---------- Stored data ----------
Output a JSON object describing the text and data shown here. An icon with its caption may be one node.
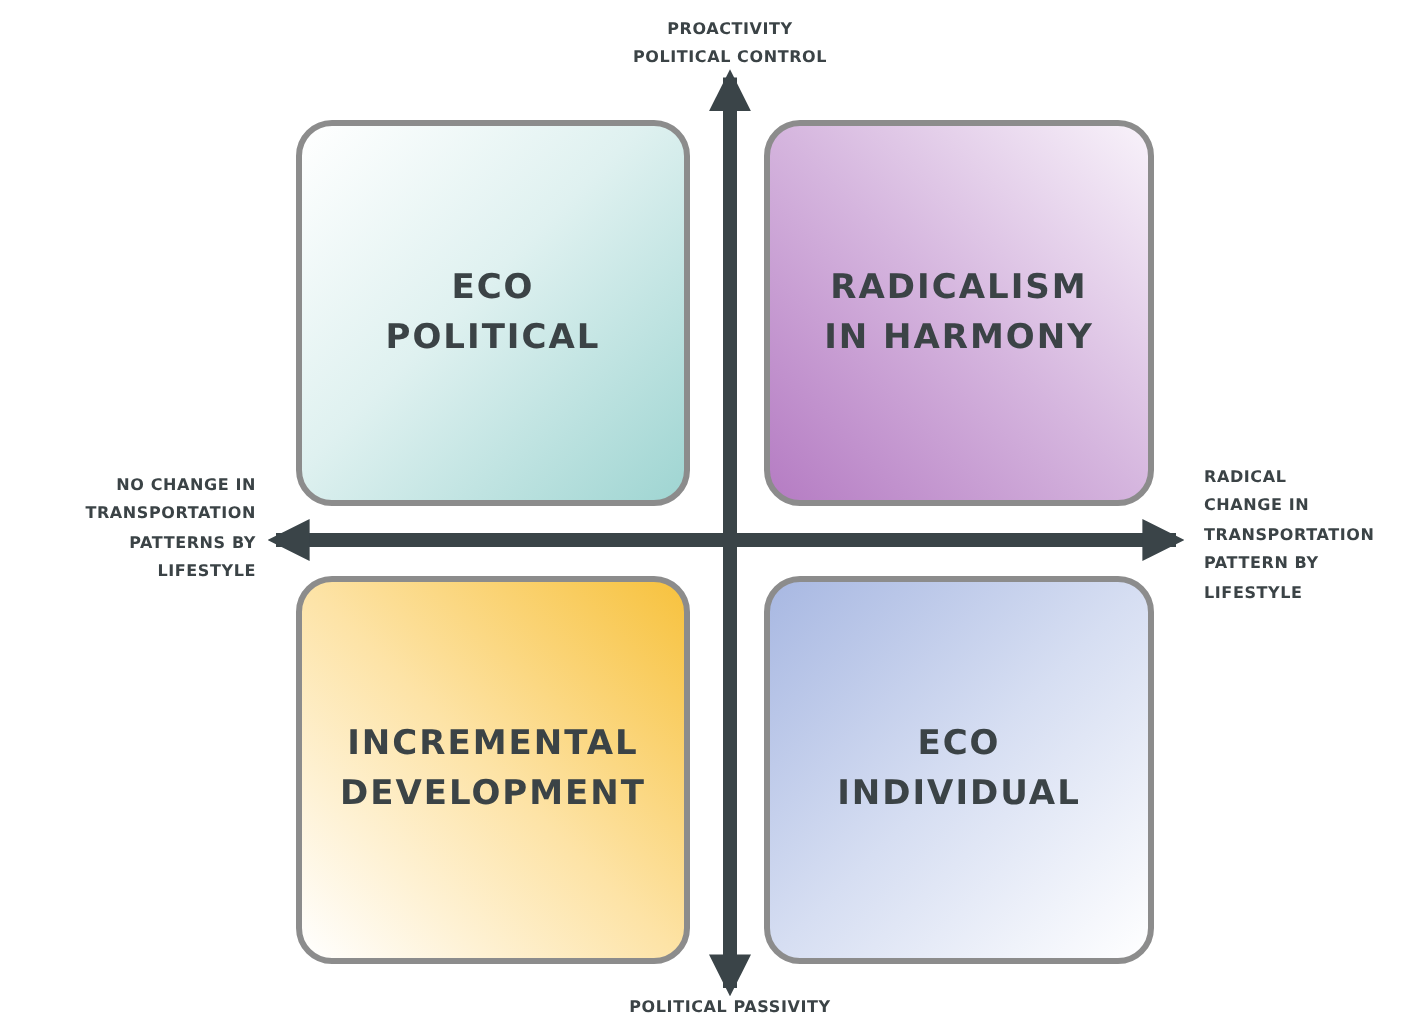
{
  "diagram": {
    "nodes": [
      {
        "text": [
          "ECO POLITICAL"
        ]
      },
      {
        "text": [
          "RADICALISM IN HARMONY"
        ]
      },
      {
        "text": [
          "INCREMENTAL DEVELOPMENT"
        ]
      },
      {
        "text": [
          "ECO INDIVIDUAL"
        ]
      },
      {
        "text": [
          "PROACTIVITY POLITICAL CONTROL"
        ]
      },
      {
        "text": [
          "NO CHANGE IN TRANSPORTATION PATTERNS BY LIFESTYLE"
        ]
      },
      {
        "text": [
          "RADICAL CHANGE IN TRANSPORTATION PATTERN BY LIFESTYLE"
        ]
      },
      {
        "text": [
          "POLITICAL PASSIVITY"
        ]
      }
    ],
    "edges": [
      {
        "from": 7,
        "to": 4,
        "arrow": "both"
      },
      {
        "from": 5,
        "to": 6,
        "arrow": "both"
      }
    ]
  }
}
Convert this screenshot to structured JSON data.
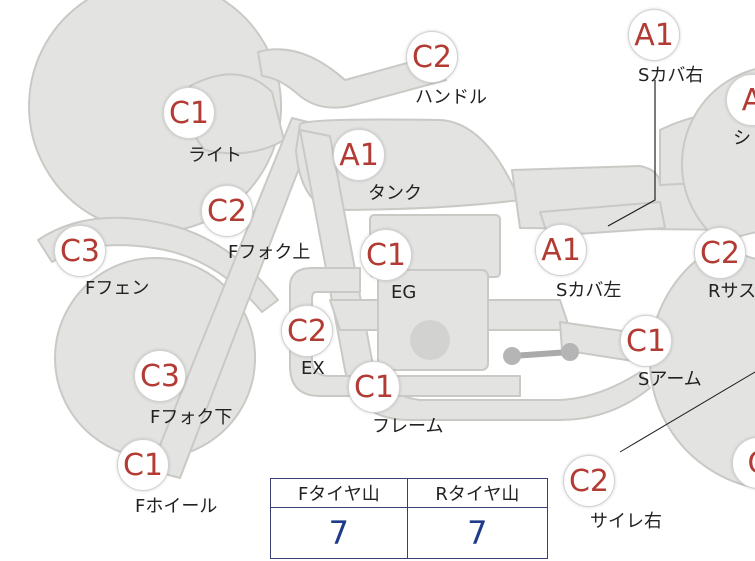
{
  "parts": [
    {
      "id": "f-wheel",
      "grade": "C1",
      "label": "Fホイール"
    },
    {
      "id": "f-fork-lower",
      "grade": "C3",
      "label": "Fフォク下"
    },
    {
      "id": "f-fender",
      "grade": "C3",
      "label": "Fフェン"
    },
    {
      "id": "f-fork-upper",
      "grade": "C2",
      "label": "Fフォク上"
    },
    {
      "id": "light",
      "grade": "C1",
      "label": "ライト"
    },
    {
      "id": "handle",
      "grade": "C2",
      "label": "ハンドル"
    },
    {
      "id": "tank",
      "grade": "A1",
      "label": "タンク"
    },
    {
      "id": "engine",
      "grade": "C1",
      "label": "EG"
    },
    {
      "id": "exhaust",
      "grade": "C2",
      "label": "EX"
    },
    {
      "id": "frame",
      "grade": "C1",
      "label": "フレーム"
    },
    {
      "id": "side-cover-left",
      "grade": "A1",
      "label": "Sカバ左"
    },
    {
      "id": "side-cover-right",
      "grade": "A1",
      "label": "Sカバ右"
    },
    {
      "id": "seat",
      "grade": "A",
      "label": "シ"
    },
    {
      "id": "rear-suspension",
      "grade": "C2",
      "label": "Rサス"
    },
    {
      "id": "swing-arm",
      "grade": "C1",
      "label": "Sアーム"
    },
    {
      "id": "silencer-right",
      "grade": "C2",
      "label": "サイレ右"
    },
    {
      "id": "rear-wheel",
      "grade": "C",
      "label": ""
    }
  ],
  "tire_table": {
    "headers": [
      "Fタイヤ山",
      "Rタイヤ山"
    ],
    "values": [
      "7",
      "7"
    ]
  },
  "colors": {
    "grade": "#b23b34",
    "value": "#1e3a8a",
    "body": "#e3e4e1",
    "outline": "#c9c9c5",
    "border": "#3a3f73"
  }
}
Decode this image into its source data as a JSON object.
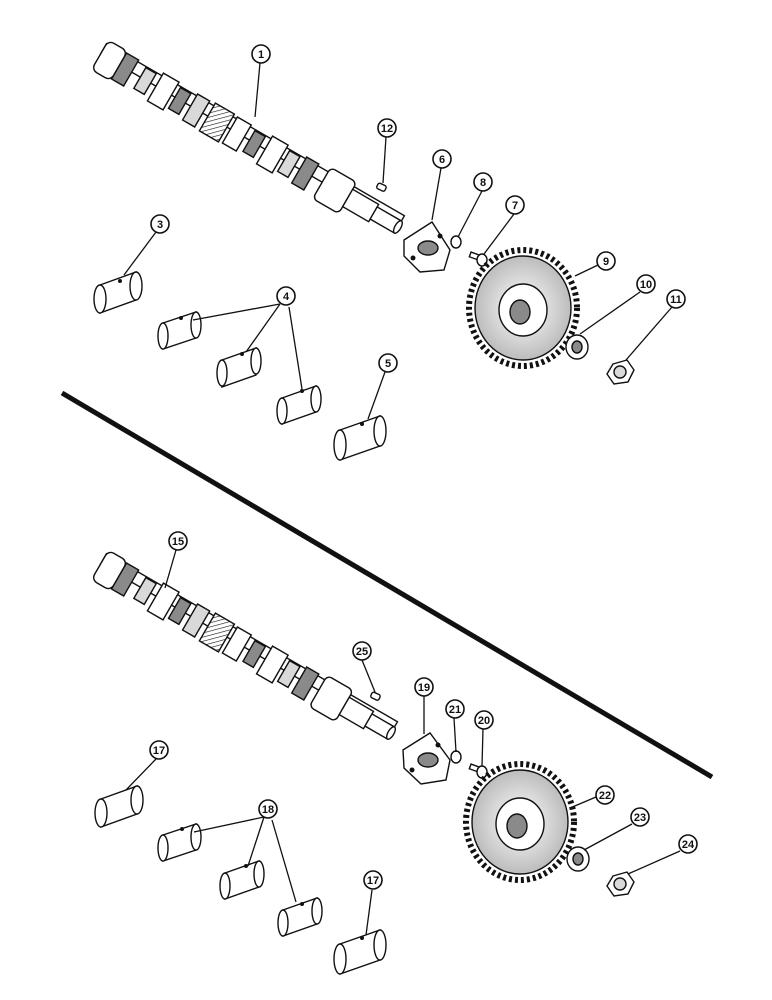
{
  "colors": {
    "ink": "#111111",
    "paper": "#ffffff",
    "shade": "#8a8a8a",
    "light": "#d9d9d9"
  },
  "callouts": {
    "c1": "1",
    "c3": "3",
    "c4": "4",
    "c5": "5",
    "c6": "6",
    "c7": "7",
    "c8": "8",
    "c9": "9",
    "c10": "10",
    "c11": "11",
    "c12": "12",
    "c15": "15",
    "c17a": "17",
    "c17b": "17",
    "c18": "18",
    "c19": "19",
    "c20": "20",
    "c21": "21",
    "c22": "22",
    "c23": "23",
    "c24": "24",
    "c25": "25"
  }
}
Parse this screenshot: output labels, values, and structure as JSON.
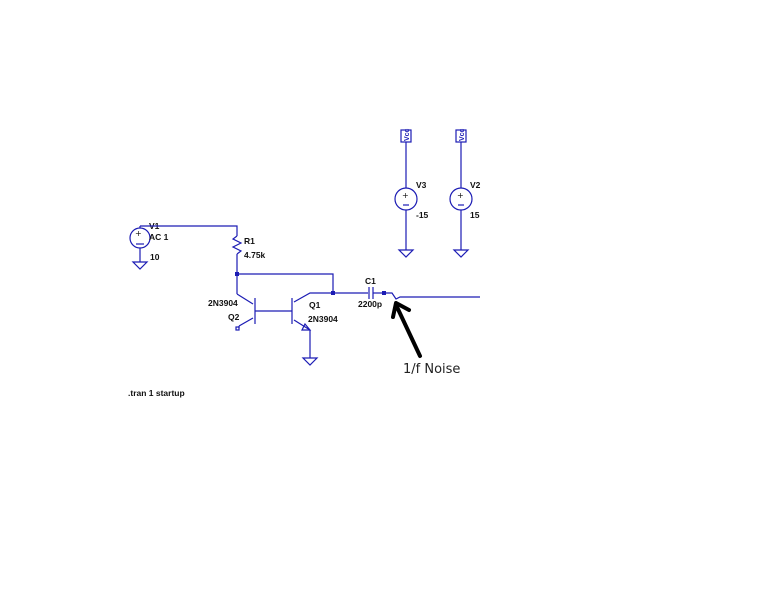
{
  "schematic": {
    "v1": {
      "name": "V1",
      "value": "AC 1",
      "dc": "10"
    },
    "r1": {
      "name": "R1",
      "value": "4.75k"
    },
    "q2": {
      "name": "Q2",
      "model": "2N3904"
    },
    "q1": {
      "name": "Q1",
      "model": "2N3904"
    },
    "c1": {
      "name": "C1",
      "value": "2200p"
    },
    "v3": {
      "name": "V3",
      "value": "-15",
      "net": "Vcc"
    },
    "v2": {
      "name": "V2",
      "value": "15",
      "net": "Vcc"
    },
    "directive": ".tran 1 startup",
    "annotation": "1/f Noise"
  },
  "colors": {
    "wire": "#1c1cb4",
    "text": "#111111",
    "arrow": "#000000"
  }
}
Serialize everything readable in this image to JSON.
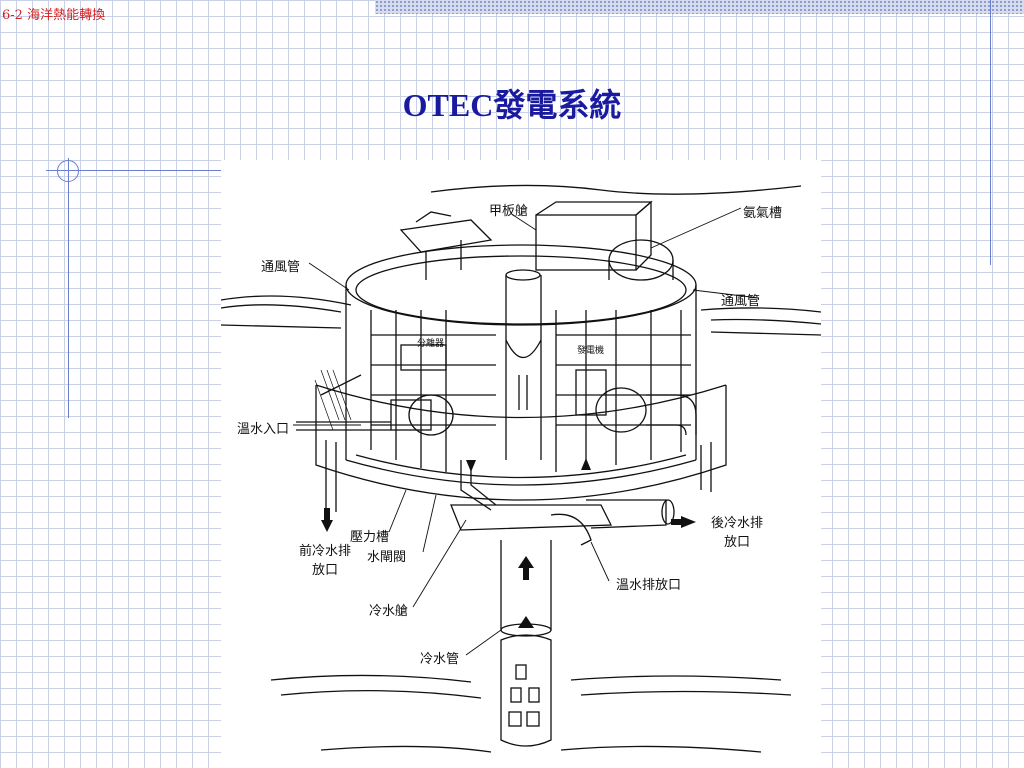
{
  "header": {
    "slide_label": "6-2  海洋熱能轉換"
  },
  "title": "OTEC發電系統",
  "diagram": {
    "labels": {
      "deck_cabin": "甲板艙",
      "ammonia_tank": "氨氣槽",
      "vent_pipe_left": "通風管",
      "vent_pipe_right": "通風管",
      "separator": "分離器",
      "generator": "發電機",
      "warm_water_inlet": "溫水入口",
      "pressure_tank": "壓力槽",
      "front_cold_discharge_1": "前冷水排",
      "front_cold_discharge_2": "放口",
      "water_gate_valve": "水閘閥",
      "cold_water_chamber": "冷水艙",
      "cold_water_pipe": "冷水管",
      "rear_cold_discharge_1": "後冷水排",
      "rear_cold_discharge_2": "放口",
      "warm_water_discharge": "溫水排放口"
    }
  },
  "colors": {
    "title": "#1a1aa0",
    "slide_label": "#d02020",
    "grid": "#c9d0e8",
    "accent_line": "#6b7fd0"
  }
}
----------
Prompt:
Your output should consist solely of the lines from the line containing "Serialize everything readable" through the last line of the entries, verbatim, minus any pictures.

Exercise response:
Serialize everything readable in this image to JSON.
{
  "header": {
    "slide_label": "6-2  海洋熱能轉換"
  },
  "title": "OTEC發電系統",
  "diagram": {
    "labels": {
      "deck_cabin": "甲板艙",
      "ammonia_tank": "氨氣槽",
      "vent_pipe_left": "通風管",
      "vent_pipe_right": "通風管",
      "separator": "分離器",
      "generator": "發電機",
      "warm_water_inlet": "溫水入口",
      "pressure_tank": "壓力槽",
      "front_cold_discharge_1": "前冷水排",
      "front_cold_discharge_2": "放口",
      "water_gate_valve": "水閘閥",
      "cold_water_chamber": "冷水艙",
      "cold_water_pipe": "冷水管",
      "rear_cold_discharge_1": "後冷水排",
      "rear_cold_discharge_2": "放口",
      "warm_water_discharge": "溫水排放口"
    }
  },
  "colors": {
    "title": "#1a1aa0",
    "slide_label": "#d02020",
    "grid": "#c9d0e8",
    "accent_line": "#6b7fd0"
  }
}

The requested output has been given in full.